Task to complete:
Take the material and output all of it exactly.

_ _ _ _ _ _ _

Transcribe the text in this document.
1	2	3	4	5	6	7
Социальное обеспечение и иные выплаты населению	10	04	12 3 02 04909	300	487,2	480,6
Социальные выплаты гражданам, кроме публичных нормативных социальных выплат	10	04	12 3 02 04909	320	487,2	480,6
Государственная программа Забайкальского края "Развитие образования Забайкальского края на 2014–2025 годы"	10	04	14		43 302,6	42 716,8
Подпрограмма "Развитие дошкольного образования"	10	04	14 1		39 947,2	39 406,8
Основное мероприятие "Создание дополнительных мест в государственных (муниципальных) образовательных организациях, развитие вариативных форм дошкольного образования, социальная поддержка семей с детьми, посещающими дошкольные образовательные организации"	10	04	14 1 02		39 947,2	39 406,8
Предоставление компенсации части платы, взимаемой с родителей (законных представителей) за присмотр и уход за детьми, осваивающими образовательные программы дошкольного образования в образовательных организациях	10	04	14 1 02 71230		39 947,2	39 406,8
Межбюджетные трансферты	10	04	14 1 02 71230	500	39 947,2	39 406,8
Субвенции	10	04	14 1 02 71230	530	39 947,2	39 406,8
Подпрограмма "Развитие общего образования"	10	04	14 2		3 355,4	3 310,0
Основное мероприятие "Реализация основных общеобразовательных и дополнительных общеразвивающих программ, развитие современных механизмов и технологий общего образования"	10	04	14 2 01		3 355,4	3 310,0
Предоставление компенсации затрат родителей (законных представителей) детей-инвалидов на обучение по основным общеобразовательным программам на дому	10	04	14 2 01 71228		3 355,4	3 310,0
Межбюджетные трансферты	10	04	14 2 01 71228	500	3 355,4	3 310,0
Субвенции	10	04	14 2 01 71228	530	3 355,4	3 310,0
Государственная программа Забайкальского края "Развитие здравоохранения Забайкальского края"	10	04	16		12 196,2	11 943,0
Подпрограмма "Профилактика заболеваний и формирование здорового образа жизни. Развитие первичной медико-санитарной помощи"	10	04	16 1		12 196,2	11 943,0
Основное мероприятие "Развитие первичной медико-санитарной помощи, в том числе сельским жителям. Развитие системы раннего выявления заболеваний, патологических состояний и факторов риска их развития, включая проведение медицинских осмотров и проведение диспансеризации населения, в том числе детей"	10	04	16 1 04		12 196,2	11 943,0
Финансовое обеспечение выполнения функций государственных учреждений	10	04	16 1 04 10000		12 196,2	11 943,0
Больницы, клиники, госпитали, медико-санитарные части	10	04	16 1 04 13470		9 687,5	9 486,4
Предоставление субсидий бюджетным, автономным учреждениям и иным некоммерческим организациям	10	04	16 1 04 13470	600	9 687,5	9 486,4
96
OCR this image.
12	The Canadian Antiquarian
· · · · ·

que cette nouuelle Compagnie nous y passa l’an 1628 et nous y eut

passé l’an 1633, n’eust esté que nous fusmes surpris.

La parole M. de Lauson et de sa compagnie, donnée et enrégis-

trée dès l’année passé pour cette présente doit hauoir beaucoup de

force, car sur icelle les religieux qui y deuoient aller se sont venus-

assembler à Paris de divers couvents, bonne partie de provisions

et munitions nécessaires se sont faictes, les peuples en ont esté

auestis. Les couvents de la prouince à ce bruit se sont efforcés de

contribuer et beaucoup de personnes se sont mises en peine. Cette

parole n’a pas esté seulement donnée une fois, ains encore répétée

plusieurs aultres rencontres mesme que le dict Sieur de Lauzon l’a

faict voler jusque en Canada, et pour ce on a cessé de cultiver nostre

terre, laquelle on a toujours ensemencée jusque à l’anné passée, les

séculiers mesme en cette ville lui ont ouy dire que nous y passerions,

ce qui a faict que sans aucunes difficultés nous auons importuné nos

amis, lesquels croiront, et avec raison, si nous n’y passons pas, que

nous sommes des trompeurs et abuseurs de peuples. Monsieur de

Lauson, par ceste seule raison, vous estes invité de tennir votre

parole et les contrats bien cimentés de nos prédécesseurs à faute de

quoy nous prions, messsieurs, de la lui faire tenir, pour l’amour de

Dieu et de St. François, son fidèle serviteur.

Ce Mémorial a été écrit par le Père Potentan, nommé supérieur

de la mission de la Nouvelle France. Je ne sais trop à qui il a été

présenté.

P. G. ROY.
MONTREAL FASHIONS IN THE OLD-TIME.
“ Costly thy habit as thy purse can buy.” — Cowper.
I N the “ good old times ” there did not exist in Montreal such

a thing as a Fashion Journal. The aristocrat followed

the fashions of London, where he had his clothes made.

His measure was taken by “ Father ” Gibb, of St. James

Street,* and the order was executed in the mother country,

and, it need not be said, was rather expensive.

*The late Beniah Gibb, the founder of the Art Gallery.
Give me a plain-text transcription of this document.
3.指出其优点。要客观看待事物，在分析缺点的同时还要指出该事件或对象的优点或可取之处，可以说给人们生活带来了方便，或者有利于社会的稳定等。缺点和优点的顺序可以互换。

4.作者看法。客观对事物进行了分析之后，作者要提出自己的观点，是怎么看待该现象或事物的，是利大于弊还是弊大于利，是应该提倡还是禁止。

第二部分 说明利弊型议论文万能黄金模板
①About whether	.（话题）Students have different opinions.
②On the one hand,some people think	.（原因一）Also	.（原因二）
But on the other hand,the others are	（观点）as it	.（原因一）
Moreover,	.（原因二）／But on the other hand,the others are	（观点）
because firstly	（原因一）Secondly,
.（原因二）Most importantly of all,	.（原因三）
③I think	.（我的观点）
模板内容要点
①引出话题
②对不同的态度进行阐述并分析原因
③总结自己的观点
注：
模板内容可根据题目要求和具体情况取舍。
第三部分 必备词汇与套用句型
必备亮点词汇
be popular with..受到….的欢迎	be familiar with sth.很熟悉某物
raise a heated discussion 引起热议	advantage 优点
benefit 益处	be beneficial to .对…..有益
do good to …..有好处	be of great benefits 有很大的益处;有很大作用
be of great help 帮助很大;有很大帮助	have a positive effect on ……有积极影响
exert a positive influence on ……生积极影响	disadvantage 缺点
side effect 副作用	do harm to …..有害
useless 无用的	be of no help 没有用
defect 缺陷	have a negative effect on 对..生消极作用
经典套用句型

_ _ _ _ _ _ _

Solution to the exercise:
Transcribe the text in this document.
1	2	3	4	5	6	7
Социальное обеспечение и иные выплаты населению	10	04	12 3 02 04909	300	487,2	480,6
Социальные выплаты гражданам, кроме публичных нормативных социальных выплат	10	04	12 3 02 04909	320	487,2	480,6
Государственная программа Забайкальского края "Развитие образования Забайкальского края на 2014–2025 годы"	10	04	14		43 302,6	42 716,8
Подпрограмма "Развитие дошкольного образования"	10	04	14 1		39 947,2	39 406,8
Основное мероприятие "Создание дополнительных мест в государственных (муниципальных) образовательных организациях, развитие вариативных форм дошкольного образования, социальная поддержка семей с детьми, посещающими дошкольные образовательные организации"	10	04	14 1 02		39 947,2	39 406,8
Предоставление компенсации части платы, взимаемой с родителей (законных представителей) за присмотр и уход за детьми, осваивающими образовательные программы дошкольного образования в образовательных организациях	10	04	14 1 02 71230		39 947,2	39 406,8
Межбюджетные трансферты	10	04	14 1 02 71230	500	39 947,2	39 406,8
Субвенции	10	04	14 1 02 71230	530	39 947,2	39 406,8
Подпрограмма "Развитие общего образования"	10	04	14 2		3 355,4	3 310,0
Основное мероприятие "Реализация основных общеобразовательных и дополнительных общеразвивающих программ, развитие современных механизмов и технологий общего образования"	10	04	14 2 01		3 355,4	3 310,0
Предоставление компенсации затрат родителей (законных представителей) детей-инвалидов на обучение по основным общеобразовательным программам на дому	10	04	14 2 01 71228		3 355,4	3 310,0
Межбюджетные трансферты	10	04	14 2 01 71228	500	3 355,4	3 310,0
Субвенции	10	04	14 2 01 71228	530	3 355,4	3 310,0
Государственная программа Забайкальского края "Развитие здравоохранения Забайкальского края"	10	04	16		12 196,2	11 943,0
Подпрограмма "Профилактика заболеваний и формирование здорового образа жизни. Развитие первичной медико-санитарной помощи"	10	04	16 1		12 196,2	11 943,0
Основное мероприятие "Развитие первичной медико-санитарной помощи, в том числе сельским жителям. Развитие системы раннего выявления заболеваний, патологических состояний и факторов риска их развития, включая проведение медицинских осмотров и проведение диспансеризации населения, в том числе детей"	10	04	16 1 04		12 196,2	11 943,0
Финансовое обеспечение выполнения функций государственных учреждений	10	04	16 1 04 10000		12 196,2	11 943,0
Больницы, клиники, госпитали, медико-санитарные части	10	04	16 1 04 13470		9 687,5	9 486,4
Предоставление субсидий бюджетным, автономным учреждениям и иным некоммерческим организациям	10	04	16 1 04 13470	600	9 687,5	9 486,4
96
OCR this image.
12	The Canadian Antiquarian
· · · · ·

que cette nouuelle Compagnie nous y passa l’an 1628 et nous y eut

passé l’an 1633, n’eust esté que nous fusmes surpris.

La parole M. de Lauson et de sa compagnie, donnée et enrégis-

trée dès l’année passé pour cette présente doit hauoir beaucoup de

force, car sur icelle les religieux qui y deuoient aller se sont venus-

assembler à Paris de divers couvents, bonne partie de provisions

et munitions nécessaires se sont faictes, les peuples en ont esté

auestis. Les couvents de la prouince à ce bruit se sont efforcés de

contribuer et beaucoup de personnes se sont mises en peine. Cette

parole n’a pas esté seulement donnée une fois, ains encore répétée

plusieurs aultres rencontres mesme que le dict Sieur de Lauzon l’a

faict voler jusque en Canada, et pour ce on a cessé de cultiver nostre

terre, laquelle on a toujours ensemencée jusque à l’anné passée, les

séculiers mesme en cette ville lui ont ouy dire que nous y passerions,

ce qui a faict que sans aucunes difficultés nous auons importuné nos

amis, lesquels croiront, et avec raison, si nous n’y passons pas, que

nous sommes des trompeurs et abuseurs de peuples. Monsieur de

Lauson, par ceste seule raison, vous estes invité de tennir votre

parole et les contrats bien cimentés de nos prédécesseurs à faute de

quoy nous prions, messsieurs, de la lui faire tenir, pour l’amour de

Dieu et de St. François, son fidèle serviteur.

Ce Mémorial a été écrit par le Père Potentan, nommé supérieur

de la mission de la Nouvelle France. Je ne sais trop à qui il a été

présenté.

P. G. ROY.
MONTREAL FASHIONS IN THE OLD-TIME.
“ Costly thy habit as thy purse can buy.” — Cowper.
I N the “ good old times ” there did not exist in Montreal such

a thing as a Fashion Journal. The aristocrat followed

the fashions of London, where he had his clothes made.

His measure was taken by “ Father ” Gibb, of St. James

Street,* and the order was executed in the mother country,

and, it need not be said, was rather expensive.

*The late Beniah Gibb, the founder of the Art Gallery.
Give me a plain-text transcription of this document.
3.指出其优点。要客观看待事物，在分析缺点的同时还要指出该事件或对象的优点或可取之处，可以说给人们生活带来了方便，或者有利于社会的稳定等。缺点和优点的顺序可以互换。

4.作者看法。客观对事物进行了分析之后，作者要提出自己的观点，是怎么看待该现象或事物的，是利大于弊还是弊大于利，是应该提倡还是禁止。

第二部分 说明利弊型议论文万能黄金模板
①About whether	.（话题）Students have different opinions.
②On the one hand,some people think	.（原因一）Also	.（原因二）
But on the other hand,the others are	（观点）as it	.（原因一）
Moreover,	.（原因二）／But on the other hand,the others are	（观点）
because firstly	（原因一）Secondly,
.（原因二）Most importantly of all,	.（原因三）
③I think	.（我的观点）
模板内容要点
①引出话题
②对不同的态度进行阐述并分析原因
③总结自己的观点
注：
模板内容可根据题目要求和具体情况取舍。
第三部分 必备词汇与套用句型
必备亮点词汇
be popular with..受到….的欢迎	be familiar with sth.很熟悉某物
raise a heated discussion 引起热议	advantage 优点
benefit 益处	be beneficial to .对…..有益
do good to …..有好处	be of great benefits 有很大的益处;有很大作用
be of great help 帮助很大;有很大帮助	have a positive effect on ……有积极影响
exert a positive influence on ……生积极影响	disadvantage 缺点
side effect 副作用	do harm to …..有害
useless 无用的	be of no help 没有用
defect 缺陷	have a negative effect on 对..生消极作用
经典套用句型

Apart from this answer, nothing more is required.